§ REQUIRED WORK:
• 1. Name each teacher Kessel says sits in on planning the integrated material in the San Diego Jewish Academy article.
• 2. Reproduce the stretch of the San Diego Jewish Academy article from "San Diego, Calif." through "as separate entities.".

§ EXCERPT PROVIDED:

Bringing it all together: 

Educators at SDJA work to integrate 
secular and religious realms

San Diego Jewish Press-Heritage, May 28, 1999: 
 


By Donald H. Harrison

San Diego, Calif. (special) -- The seamless integration of Judaic course work with secular studies has been -- and will continue to be -- a priority of the San Diego Jewish Academy as it expands its kindergarten through eighth grade program all the way through high school graduation. 

Headmaster Mike Kessel, who completes his tenure with the Academy at the end of next month, remembers that when he came to San Diego in 1990 after having served as education director for the United Herzliya School in Cape Town, South Africa, Jewish studies and secular studies were viewed as separate entities. 

"Now we have a system whereby we will actually plan a whole integrated set of material," Kessel said. "You will have the art teacher, the music teacher, the computer teacher, the general studies teacher and the Judaic teacher sitting there and deciding 'okay, we are going to do this thing for the next six weeks and here is how we are going to write the material and this is how we are going to present it to the children.'" 

The reason such care is taken to present the course work together is so that "there is no distinction in students' thinking about the general world and the Jewish world," Kessel said.

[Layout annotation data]
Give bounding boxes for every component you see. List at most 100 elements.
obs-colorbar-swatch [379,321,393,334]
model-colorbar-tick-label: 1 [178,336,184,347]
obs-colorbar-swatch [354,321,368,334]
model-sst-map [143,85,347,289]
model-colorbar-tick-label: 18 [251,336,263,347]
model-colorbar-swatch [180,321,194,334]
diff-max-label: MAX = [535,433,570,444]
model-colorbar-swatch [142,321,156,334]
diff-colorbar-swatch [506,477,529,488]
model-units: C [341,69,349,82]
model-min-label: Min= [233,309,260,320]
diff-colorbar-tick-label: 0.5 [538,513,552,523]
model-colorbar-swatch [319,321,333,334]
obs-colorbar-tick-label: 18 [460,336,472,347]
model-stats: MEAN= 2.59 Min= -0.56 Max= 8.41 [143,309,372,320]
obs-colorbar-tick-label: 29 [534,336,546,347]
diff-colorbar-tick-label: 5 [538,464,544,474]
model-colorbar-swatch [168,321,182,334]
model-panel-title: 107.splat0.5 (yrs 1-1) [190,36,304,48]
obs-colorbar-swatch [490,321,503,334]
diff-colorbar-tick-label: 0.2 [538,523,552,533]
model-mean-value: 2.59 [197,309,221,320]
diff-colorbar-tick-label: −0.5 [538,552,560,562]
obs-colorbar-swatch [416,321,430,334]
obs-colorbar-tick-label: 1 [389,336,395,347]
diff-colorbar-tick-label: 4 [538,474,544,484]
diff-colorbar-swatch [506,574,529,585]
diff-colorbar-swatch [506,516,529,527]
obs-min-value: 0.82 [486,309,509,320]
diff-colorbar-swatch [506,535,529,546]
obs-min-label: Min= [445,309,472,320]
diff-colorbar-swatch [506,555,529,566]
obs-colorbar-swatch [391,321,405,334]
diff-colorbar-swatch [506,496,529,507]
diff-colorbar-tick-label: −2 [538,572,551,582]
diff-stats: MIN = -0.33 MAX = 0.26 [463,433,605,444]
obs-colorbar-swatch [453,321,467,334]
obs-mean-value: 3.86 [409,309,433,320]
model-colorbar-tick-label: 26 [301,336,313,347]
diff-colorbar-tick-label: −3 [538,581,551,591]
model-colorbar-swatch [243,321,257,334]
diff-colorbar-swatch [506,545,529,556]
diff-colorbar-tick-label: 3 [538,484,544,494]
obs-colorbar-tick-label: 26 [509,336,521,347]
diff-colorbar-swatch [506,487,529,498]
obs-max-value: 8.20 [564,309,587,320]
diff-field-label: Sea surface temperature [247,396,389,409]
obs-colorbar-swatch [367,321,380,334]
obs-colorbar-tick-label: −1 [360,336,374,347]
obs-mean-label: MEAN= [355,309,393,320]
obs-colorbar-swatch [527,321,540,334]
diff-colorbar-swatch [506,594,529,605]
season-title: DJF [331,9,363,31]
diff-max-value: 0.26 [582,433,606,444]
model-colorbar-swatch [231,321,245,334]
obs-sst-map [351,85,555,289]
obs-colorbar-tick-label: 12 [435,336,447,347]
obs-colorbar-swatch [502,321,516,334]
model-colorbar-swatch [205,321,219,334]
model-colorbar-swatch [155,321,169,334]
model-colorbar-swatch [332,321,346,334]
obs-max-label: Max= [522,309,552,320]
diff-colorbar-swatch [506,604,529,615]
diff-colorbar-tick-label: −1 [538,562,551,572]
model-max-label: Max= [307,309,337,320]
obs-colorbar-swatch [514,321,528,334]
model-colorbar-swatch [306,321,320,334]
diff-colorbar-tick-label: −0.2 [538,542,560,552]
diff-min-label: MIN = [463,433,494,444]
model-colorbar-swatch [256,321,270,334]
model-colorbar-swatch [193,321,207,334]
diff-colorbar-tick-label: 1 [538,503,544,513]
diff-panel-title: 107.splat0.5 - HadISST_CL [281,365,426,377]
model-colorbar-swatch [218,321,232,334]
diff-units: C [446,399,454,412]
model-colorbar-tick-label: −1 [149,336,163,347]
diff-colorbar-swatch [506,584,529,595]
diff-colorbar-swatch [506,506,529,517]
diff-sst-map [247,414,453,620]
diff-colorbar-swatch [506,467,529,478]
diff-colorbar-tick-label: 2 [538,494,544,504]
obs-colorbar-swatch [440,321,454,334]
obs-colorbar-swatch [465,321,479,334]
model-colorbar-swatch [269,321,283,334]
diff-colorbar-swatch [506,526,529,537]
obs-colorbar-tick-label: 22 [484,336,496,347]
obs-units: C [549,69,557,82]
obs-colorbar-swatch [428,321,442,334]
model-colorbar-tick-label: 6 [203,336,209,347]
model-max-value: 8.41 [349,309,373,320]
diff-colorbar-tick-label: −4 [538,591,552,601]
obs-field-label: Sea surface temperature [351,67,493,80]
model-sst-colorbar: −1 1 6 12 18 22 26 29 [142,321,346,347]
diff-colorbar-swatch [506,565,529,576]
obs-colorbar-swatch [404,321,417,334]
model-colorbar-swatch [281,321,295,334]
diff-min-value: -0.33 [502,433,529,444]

§ TASK RESPONSES:
• 1.
- Art teacher
- Music teacher
- Computer teacher
- General studies teacher
- Judaic teacher

• 2.
San Diego, Calif. (special) -- The seamless integration of Judaic course work with secular studies has been -- and will continue to be -- a priority of the San Diego Jewish Academy as it expands its kindergarten through eighth grade program all the way through high school graduation. 

Headmaster Mike Kessel, who completes his tenure with the Academy at the end of next month, remembers that when he came to San Diego in 1990 after having served as education director for the United Herzliya School in Cape Town, South Africa, Jewish studies and secular studies were viewed as separate entities.